**ANFORDERUNG**
Drucke aus dem Textauszug alles von „Marktwächter nehmen nicht“ bis hinunter zu „der Unternehmen selbst.“ unverändert ab.

**TEXTAUSZUG**
Werte sind wie nie auf dem Prüfstand

Auf dem Prüfstand stehen dabei die Werte unserer freiheitlichen Gesellschaft: Machtvolle Positionen abseits echter demokratischer Kontrolle dürfen gar nicht erst entstehen. Zugleich muss ein offener und vielfältiger Wettbewerb um die besten Lösungen das Kernelement unserer freien Marktwirtschaft bleiben.

Marktwächter nehmen nicht umsonst große Digitalunternehmen verstärkt unter die Lupe. Europa strebt schon seit Jahren danach, sich als einheitlicher digitaler Regulierungsraum zu positionieren. Mit dem Digital Markets Act und dem Digital Services Act sind zwei EU-Gesetze in Arbeit, die auf offene und faire Digitalmärkte abzielen. Wie bereits im Fall des europäischen Datenschutzes können diese globale Strahlkraft erzielen.

Regulierung allein und ein Gegeneinander von Digitalkonzernen, Zivilgesellschaft und Politik können jedoch nicht Lösungen sein. Ein offener und vielfältiger Wettbewerb mit positiven Standards ist vor allem im eigenen Interesse der Unternehmen selbst.

Wer sich nur als Gatekeeper von Datenmonopolen versteht, lässt einen beträchtlichen Teil an gesellschaftlicher und wirtschaftlicher Innovation außen vor – und wird langfristig keinen Erfolg haben. Nicht länger das Produkt oder die Dienstleistung, sondern die Ideen müssen im Mittelpunkt der Digitalisierung stehen.

Gegenseitig voneinander lernen

Digitalisierung ist dabei nicht mehr die bloße Ansammlung und möglichst effiziente Verarbeitung von Daten, sondern sie muss die gesellschaftliche Nutzbarmachung dieser anonymisierten Daten, z.B. zu Forschungszwecken, zum Ziel haben. Es geht darum, ein gemeinsames Verständnis einer digitalen Zukunft zu entwickeln, Digitalisierung an gesellschaftlichen Bedürfnissen zu orientieren und Nutzer und Nutzerinnen als notwendige Gewinnerinnen und Gewinner dieses Prozesses zu begreifen. Politik und Unternehmen sollten hierbei voneinander lernen und gesellschaftliche Anforderungen sowie technische Expertise immer wieder aufs Neue zusammenbringen.

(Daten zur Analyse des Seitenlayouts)

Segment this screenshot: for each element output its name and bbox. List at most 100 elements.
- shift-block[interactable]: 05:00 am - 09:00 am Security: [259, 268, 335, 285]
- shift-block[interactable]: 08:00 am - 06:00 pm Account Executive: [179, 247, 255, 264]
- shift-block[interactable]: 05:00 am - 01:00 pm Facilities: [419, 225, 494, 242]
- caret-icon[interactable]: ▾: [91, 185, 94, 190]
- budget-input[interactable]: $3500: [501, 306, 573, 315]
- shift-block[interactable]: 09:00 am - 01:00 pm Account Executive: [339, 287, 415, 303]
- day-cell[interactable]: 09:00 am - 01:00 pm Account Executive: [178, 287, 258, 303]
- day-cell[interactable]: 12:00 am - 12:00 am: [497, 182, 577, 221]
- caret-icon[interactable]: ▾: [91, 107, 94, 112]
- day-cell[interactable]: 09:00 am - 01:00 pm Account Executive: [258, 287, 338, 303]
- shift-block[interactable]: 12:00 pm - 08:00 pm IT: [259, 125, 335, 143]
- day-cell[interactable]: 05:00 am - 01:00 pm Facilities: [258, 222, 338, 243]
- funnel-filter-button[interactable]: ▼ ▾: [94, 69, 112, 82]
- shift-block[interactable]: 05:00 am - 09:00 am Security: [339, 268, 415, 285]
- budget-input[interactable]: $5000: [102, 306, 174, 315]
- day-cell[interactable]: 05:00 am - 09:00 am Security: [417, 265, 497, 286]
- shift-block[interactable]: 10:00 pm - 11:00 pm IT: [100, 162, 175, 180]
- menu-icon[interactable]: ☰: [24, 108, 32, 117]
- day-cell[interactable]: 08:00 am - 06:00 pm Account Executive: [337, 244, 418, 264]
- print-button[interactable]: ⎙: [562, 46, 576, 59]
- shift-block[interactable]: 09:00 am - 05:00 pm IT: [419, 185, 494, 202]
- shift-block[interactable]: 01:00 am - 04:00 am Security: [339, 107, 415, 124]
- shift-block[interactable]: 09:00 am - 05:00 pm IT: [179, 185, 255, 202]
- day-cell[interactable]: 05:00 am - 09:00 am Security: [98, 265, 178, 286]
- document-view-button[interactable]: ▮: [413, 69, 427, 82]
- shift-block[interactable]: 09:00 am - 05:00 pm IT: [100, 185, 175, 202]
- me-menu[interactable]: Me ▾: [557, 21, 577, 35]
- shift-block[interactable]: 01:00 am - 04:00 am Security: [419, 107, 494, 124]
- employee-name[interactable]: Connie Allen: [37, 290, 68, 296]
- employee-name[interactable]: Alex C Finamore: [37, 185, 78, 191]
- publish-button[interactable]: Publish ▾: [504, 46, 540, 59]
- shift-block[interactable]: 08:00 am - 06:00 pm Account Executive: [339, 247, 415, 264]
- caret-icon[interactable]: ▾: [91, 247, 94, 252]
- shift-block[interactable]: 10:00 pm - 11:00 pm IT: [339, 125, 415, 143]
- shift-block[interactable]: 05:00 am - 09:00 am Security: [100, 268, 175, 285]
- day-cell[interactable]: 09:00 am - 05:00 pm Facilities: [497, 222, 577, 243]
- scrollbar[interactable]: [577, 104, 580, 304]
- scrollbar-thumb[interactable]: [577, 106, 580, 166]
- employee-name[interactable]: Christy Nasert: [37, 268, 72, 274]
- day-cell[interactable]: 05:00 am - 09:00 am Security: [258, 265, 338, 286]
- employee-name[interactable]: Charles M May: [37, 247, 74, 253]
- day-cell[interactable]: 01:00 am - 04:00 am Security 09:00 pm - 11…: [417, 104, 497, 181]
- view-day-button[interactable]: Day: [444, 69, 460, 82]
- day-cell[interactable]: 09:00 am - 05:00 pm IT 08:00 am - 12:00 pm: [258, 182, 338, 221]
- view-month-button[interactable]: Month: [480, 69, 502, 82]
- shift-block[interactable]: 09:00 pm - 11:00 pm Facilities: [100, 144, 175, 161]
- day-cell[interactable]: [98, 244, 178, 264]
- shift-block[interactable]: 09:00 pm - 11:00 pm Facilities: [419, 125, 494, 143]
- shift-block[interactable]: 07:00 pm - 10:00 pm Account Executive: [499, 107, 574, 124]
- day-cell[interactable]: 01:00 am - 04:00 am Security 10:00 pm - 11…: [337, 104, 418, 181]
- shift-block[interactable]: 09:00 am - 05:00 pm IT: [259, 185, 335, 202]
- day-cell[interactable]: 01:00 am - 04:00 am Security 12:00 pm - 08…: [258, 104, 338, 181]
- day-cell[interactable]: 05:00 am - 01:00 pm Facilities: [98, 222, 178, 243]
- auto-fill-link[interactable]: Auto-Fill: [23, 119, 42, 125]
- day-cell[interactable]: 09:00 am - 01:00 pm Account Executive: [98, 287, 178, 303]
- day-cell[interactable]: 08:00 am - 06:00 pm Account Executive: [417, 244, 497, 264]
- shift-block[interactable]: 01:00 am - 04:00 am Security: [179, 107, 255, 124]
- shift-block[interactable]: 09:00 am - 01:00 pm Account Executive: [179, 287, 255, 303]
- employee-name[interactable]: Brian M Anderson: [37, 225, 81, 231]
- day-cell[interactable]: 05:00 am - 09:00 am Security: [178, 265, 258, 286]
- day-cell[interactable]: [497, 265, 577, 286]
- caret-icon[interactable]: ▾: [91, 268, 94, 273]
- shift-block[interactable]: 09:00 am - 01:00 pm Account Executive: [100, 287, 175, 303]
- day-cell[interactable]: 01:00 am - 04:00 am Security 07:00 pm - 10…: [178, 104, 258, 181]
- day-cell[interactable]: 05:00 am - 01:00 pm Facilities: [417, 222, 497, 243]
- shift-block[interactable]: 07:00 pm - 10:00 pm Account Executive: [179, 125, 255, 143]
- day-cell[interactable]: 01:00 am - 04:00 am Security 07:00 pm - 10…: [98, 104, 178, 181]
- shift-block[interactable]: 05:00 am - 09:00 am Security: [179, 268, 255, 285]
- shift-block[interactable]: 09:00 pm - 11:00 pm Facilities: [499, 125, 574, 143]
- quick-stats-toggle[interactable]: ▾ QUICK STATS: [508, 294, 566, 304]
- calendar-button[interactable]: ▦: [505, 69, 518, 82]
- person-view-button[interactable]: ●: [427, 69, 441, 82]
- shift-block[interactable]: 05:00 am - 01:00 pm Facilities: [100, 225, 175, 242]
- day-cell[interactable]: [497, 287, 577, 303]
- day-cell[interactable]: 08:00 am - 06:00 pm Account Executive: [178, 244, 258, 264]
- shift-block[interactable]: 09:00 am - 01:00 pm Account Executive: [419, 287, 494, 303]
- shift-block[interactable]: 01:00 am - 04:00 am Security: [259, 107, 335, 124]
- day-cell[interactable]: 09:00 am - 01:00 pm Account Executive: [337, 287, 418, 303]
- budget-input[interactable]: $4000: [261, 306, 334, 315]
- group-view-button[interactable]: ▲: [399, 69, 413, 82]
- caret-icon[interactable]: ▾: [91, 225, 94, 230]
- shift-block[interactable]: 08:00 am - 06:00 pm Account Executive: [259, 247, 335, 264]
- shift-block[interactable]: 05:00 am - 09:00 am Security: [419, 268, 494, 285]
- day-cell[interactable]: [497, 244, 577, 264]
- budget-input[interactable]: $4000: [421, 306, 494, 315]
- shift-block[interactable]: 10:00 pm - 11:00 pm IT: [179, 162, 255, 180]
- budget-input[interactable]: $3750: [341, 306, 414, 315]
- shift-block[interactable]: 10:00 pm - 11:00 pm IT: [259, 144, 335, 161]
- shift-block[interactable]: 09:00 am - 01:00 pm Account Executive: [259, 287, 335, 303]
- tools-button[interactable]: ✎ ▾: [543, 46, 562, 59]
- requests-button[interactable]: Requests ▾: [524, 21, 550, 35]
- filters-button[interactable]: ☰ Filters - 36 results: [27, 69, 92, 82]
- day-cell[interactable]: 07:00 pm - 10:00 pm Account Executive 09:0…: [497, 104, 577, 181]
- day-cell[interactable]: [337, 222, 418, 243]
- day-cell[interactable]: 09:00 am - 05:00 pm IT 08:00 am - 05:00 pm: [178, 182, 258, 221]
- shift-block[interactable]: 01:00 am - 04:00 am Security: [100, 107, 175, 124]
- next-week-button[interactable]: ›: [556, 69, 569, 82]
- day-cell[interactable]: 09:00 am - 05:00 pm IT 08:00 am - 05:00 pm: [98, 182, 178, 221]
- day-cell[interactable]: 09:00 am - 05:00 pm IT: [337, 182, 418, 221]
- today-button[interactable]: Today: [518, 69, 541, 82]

**ANTWORT ZUR AUFGABE**
Marktwächter nehmen nicht umsonst große Digitalunternehmen verstärkt unter die Lupe. Europa strebt schon seit Jahren danach, sich als einheitlicher digitaler Regulierungsraum zu positionieren. Mit dem Digital Markets Act und dem Digital Services Act sind zwei EU-Gesetze in Arbeit, die auf offene und faire Digitalmärkte abzielen. Wie bereits im Fall des europäischen Datenschutzes können diese globale Strahlkraft erzielen.

Regulierung allein und ein Gegeneinander von Digitalkonzernen, Zivilgesellschaft und Politik können jedoch nicht Lösungen sein. Ein offener und vielfältiger Wettbewerb mit positiven Standards ist vor allem im eigenen Interesse der Unternehmen selbst.